## [Task requirements]
Among the entries below, find how many lines carry the word "Measured" and state only that figure.

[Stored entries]
:::::
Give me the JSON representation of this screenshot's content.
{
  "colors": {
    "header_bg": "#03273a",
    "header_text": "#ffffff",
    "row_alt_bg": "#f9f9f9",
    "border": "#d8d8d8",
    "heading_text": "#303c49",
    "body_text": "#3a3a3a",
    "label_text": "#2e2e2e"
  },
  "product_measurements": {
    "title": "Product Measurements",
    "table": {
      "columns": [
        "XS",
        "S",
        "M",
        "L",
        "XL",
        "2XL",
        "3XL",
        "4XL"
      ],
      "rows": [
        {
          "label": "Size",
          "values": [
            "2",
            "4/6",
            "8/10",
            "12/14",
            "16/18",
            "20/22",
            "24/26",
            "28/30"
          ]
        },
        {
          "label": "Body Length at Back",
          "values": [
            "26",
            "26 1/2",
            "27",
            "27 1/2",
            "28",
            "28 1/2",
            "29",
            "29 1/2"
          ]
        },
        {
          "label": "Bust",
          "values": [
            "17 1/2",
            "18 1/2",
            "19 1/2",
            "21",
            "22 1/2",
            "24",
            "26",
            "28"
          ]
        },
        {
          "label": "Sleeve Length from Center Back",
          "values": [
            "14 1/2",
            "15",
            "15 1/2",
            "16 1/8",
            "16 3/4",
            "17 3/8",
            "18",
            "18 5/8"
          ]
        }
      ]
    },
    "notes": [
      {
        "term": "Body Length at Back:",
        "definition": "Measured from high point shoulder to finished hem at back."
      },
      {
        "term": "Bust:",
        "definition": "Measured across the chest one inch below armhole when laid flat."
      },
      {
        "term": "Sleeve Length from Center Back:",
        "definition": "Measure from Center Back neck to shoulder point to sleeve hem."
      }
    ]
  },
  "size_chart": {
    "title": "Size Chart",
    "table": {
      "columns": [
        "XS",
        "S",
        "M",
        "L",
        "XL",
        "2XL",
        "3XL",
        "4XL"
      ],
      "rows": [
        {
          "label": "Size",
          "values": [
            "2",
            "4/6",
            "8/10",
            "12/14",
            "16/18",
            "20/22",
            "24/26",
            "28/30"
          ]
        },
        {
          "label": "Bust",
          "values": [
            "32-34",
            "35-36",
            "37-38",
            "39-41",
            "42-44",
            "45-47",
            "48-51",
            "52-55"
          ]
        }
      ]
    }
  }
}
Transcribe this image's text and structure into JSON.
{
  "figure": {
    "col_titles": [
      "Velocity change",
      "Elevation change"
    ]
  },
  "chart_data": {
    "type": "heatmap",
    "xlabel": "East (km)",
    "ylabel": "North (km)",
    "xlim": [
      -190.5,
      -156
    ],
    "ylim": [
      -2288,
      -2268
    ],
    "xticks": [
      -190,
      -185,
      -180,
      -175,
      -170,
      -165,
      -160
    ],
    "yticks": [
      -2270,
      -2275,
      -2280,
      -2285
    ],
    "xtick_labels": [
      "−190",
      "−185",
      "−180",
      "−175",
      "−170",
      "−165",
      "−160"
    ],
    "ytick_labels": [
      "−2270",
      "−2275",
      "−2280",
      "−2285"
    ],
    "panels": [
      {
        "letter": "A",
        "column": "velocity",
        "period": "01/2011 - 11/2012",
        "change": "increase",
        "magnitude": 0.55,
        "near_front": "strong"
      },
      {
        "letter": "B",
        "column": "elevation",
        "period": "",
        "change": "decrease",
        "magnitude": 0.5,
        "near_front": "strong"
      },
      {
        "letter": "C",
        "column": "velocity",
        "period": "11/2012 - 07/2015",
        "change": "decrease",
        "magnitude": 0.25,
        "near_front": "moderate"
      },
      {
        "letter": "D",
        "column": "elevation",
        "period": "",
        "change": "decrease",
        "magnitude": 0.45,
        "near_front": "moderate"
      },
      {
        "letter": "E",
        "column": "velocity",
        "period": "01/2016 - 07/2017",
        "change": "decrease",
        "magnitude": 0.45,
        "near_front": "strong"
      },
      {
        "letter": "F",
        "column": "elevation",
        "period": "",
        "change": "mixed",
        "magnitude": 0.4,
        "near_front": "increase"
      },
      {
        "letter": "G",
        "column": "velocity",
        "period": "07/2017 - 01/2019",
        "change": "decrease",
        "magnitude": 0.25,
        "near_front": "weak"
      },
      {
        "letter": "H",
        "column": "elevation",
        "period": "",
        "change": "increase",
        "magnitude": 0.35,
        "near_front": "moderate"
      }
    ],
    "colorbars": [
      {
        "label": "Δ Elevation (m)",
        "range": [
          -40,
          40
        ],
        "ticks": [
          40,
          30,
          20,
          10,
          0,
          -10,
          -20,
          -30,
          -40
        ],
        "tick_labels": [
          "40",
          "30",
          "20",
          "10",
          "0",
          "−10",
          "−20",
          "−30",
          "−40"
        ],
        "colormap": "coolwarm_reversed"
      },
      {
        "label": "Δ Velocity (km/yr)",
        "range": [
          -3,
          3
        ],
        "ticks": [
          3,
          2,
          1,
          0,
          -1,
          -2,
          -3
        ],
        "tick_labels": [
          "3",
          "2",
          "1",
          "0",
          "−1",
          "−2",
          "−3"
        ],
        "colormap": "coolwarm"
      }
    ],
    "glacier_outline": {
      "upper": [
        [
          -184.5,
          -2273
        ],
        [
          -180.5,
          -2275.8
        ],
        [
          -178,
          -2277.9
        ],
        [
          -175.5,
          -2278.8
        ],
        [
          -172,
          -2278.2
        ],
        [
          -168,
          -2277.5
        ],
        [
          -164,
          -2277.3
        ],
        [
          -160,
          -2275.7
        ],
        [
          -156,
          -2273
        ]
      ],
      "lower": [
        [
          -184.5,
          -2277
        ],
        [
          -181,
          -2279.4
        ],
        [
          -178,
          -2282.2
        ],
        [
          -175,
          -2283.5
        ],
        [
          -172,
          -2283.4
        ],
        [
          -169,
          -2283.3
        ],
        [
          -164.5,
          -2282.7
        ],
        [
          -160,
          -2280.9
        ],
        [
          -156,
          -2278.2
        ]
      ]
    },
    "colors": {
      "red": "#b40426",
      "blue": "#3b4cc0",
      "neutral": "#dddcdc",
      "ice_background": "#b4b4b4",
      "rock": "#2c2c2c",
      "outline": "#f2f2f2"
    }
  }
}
:::::
## [Solution to this exercise]
2